### Records excerpted from a collection
** Begin **

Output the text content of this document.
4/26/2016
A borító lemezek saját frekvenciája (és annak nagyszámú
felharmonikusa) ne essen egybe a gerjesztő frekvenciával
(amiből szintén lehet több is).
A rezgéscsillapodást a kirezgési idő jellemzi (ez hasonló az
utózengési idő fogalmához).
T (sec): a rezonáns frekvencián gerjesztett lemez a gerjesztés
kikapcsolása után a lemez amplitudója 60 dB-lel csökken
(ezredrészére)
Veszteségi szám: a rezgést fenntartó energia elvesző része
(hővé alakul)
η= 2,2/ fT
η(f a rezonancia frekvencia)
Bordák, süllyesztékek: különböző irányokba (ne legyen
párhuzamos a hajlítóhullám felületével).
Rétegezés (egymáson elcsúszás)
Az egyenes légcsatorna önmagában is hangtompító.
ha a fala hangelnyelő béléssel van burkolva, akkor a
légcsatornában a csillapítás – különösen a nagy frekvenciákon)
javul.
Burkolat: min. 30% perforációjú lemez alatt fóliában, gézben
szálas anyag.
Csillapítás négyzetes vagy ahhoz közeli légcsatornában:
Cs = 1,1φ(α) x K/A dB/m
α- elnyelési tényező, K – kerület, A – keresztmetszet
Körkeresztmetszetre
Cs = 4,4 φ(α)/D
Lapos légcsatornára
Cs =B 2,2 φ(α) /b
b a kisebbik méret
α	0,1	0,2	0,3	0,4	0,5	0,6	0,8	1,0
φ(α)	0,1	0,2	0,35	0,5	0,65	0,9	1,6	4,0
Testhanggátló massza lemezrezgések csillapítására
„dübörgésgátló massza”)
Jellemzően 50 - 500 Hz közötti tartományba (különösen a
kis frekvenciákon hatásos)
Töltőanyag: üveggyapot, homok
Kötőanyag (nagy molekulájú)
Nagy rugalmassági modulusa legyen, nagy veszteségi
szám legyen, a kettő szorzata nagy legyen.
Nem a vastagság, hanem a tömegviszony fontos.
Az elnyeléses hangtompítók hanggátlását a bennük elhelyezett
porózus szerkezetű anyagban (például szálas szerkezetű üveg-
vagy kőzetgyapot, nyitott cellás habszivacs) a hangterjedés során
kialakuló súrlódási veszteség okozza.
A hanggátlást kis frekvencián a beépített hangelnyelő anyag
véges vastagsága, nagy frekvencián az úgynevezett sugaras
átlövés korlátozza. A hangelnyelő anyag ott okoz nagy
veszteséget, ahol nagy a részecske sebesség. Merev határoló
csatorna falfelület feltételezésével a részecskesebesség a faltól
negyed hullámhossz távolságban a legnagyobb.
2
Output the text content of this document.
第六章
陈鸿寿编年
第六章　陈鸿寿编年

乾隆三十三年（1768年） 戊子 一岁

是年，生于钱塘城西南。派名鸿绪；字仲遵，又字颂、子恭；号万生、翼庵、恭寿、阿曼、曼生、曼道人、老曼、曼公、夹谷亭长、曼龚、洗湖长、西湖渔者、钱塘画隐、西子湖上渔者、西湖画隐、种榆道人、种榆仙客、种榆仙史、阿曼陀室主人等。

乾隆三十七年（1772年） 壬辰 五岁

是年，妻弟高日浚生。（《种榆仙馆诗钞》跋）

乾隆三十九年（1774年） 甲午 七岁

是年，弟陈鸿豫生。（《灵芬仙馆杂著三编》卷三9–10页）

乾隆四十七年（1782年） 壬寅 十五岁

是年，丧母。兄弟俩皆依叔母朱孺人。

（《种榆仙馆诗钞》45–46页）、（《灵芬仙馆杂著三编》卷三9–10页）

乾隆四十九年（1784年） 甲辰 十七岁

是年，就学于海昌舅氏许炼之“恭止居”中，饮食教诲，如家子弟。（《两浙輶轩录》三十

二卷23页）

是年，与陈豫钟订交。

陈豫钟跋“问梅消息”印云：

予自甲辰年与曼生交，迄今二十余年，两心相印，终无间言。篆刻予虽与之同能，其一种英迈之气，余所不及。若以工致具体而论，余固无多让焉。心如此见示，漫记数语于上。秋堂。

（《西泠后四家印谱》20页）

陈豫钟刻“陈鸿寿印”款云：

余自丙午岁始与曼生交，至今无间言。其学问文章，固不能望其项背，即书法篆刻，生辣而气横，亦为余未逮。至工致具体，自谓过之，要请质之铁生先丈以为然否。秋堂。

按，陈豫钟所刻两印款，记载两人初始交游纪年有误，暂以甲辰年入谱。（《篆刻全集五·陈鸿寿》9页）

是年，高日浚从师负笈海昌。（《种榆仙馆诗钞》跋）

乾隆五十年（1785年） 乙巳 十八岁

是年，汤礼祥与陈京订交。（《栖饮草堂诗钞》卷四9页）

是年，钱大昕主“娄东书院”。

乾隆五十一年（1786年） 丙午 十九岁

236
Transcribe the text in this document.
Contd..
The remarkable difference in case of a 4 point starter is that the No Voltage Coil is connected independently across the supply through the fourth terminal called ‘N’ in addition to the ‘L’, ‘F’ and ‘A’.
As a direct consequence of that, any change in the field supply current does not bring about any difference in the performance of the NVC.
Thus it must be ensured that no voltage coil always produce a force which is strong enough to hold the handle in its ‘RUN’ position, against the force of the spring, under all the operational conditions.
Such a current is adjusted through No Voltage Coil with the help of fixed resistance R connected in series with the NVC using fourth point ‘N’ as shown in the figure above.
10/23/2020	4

** End **

Using the data above, output each line exactly.

### Final answer
Output the text content of this document.
4/26/2016
A borító lemezek saját frekvenciája (és annak nagyszámú
felharmonikusa) ne essen egybe a gerjesztő frekvenciával
(amiből szintén lehet több is).
A rezgéscsillapodást a kirezgési idő jellemzi (ez hasonló az
utózengési idő fogalmához).
T (sec): a rezonáns frekvencián gerjesztett lemez a gerjesztés
kikapcsolása után a lemez amplitudója 60 dB-lel csökken
(ezredrészére)
Veszteségi szám: a rezgést fenntartó energia elvesző része
(hővé alakul)
η= 2,2/ fT
η(f a rezonancia frekvencia)
Bordák, süllyesztékek: különböző irányokba (ne legyen
párhuzamos a hajlítóhullám felületével).
Rétegezés (egymáson elcsúszás)
Az egyenes légcsatorna önmagában is hangtompító.
ha a fala hangelnyelő béléssel van burkolva, akkor a
légcsatornában a csillapítás – különösen a nagy frekvenciákon)
javul.
Burkolat: min. 30% perforációjú lemez alatt fóliában, gézben
szálas anyag.
Csillapítás négyzetes vagy ahhoz közeli légcsatornában:
Cs = 1,1φ(α) x K/A dB/m
α- elnyelési tényező, K – kerület, A – keresztmetszet
Körkeresztmetszetre
Cs = 4,4 φ(α)/D
Lapos légcsatornára
Cs =B 2,2 φ(α) /b
b a kisebbik méret
α	0,1	0,2	0,3	0,4	0,5	0,6	0,8	1,0
φ(α)	0,1	0,2	0,35	0,5	0,65	0,9	1,6	4,0
Testhanggátló massza lemezrezgések csillapítására
„dübörgésgátló massza”)
Jellemzően 50 - 500 Hz közötti tartományba (különösen a
kis frekvenciákon hatásos)
Töltőanyag: üveggyapot, homok
Kötőanyag (nagy molekulájú)
Nagy rugalmassági modulusa legyen, nagy veszteségi
szám legyen, a kettő szorzata nagy legyen.
Nem a vastagság, hanem a tömegviszony fontos.
Az elnyeléses hangtompítók hanggátlását a bennük elhelyezett
porózus szerkezetű anyagban (például szálas szerkezetű üveg-
vagy kőzetgyapot, nyitott cellás habszivacs) a hangterjedés során
kialakuló súrlódási veszteség okozza.
A hanggátlást kis frekvencián a beépített hangelnyelő anyag
véges vastagsága, nagy frekvencián az úgynevezett sugaras
átlövés korlátozza. A hangelnyelő anyag ott okoz nagy
veszteséget, ahol nagy a részecske sebesség. Merev határoló
csatorna falfelület feltételezésével a részecskesebesség a faltól
negyed hullámhossz távolságban a legnagyobb.
2
Output the text content of this document.
第六章
陈鸿寿编年
第六章　陈鸿寿编年

乾隆三十三年（1768年） 戊子 一岁

是年，生于钱塘城西南。派名鸿绪；字仲遵，又字颂、子恭；号万生、翼庵、恭寿、阿曼、曼生、曼道人、老曼、曼公、夹谷亭长、曼龚、洗湖长、西湖渔者、钱塘画隐、西子湖上渔者、西湖画隐、种榆道人、种榆仙客、种榆仙史、阿曼陀室主人等。

乾隆三十七年（1772年） 壬辰 五岁

是年，妻弟高日浚生。（《种榆仙馆诗钞》跋）

乾隆三十九年（1774年） 甲午 七岁

是年，弟陈鸿豫生。（《灵芬仙馆杂著三编》卷三9–10页）

乾隆四十七年（1782年） 壬寅 十五岁

是年，丧母。兄弟俩皆依叔母朱孺人。

（《种榆仙馆诗钞》45–46页）、（《灵芬仙馆杂著三编》卷三9–10页）

乾隆四十九年（1784年） 甲辰 十七岁

是年，就学于海昌舅氏许炼之“恭止居”中，饮食教诲，如家子弟。（《两浙輶轩录》三十

二卷23页）

是年，与陈豫钟订交。

陈豫钟跋“问梅消息”印云：

予自甲辰年与曼生交，迄今二十余年，两心相印，终无间言。篆刻予虽与之同能，其一种英迈之气，余所不及。若以工致具体而论，余固无多让焉。心如此见示，漫记数语于上。秋堂。

（《西泠后四家印谱》20页）

陈豫钟刻“陈鸿寿印”款云：

余自丙午岁始与曼生交，至今无间言。其学问文章，固不能望其项背，即书法篆刻，生辣而气横，亦为余未逮。至工致具体，自谓过之，要请质之铁生先丈以为然否。秋堂。

按，陈豫钟所刻两印款，记载两人初始交游纪年有误，暂以甲辰年入谱。（《篆刻全集五·陈鸿寿》9页）

是年，高日浚从师负笈海昌。（《种榆仙馆诗钞》跋）

乾隆五十年（1785年） 乙巳 十八岁

是年，汤礼祥与陈京订交。（《栖饮草堂诗钞》卷四9页）

是年，钱大昕主“娄东书院”。

乾隆五十一年（1786年） 丙午 十九岁

236
Transcribe the text in this document.
Contd..
The remarkable difference in case of a 4 point starter is that the No Voltage Coil is connected independently across the supply through the fourth terminal called ‘N’ in addition to the ‘L’, ‘F’ and ‘A’.
As a direct consequence of that, any change in the field supply current does not bring about any difference in the performance of the NVC.
Thus it must be ensured that no voltage coil always produce a force which is strong enough to hold the handle in its ‘RUN’ position, against the force of the spring, under all the operational conditions.
Such a current is adjusted through No Voltage Coil with the help of fixed resistance R connected in series with the NVC using fourth point ‘N’ as shown in the figure above.
10/23/2020	4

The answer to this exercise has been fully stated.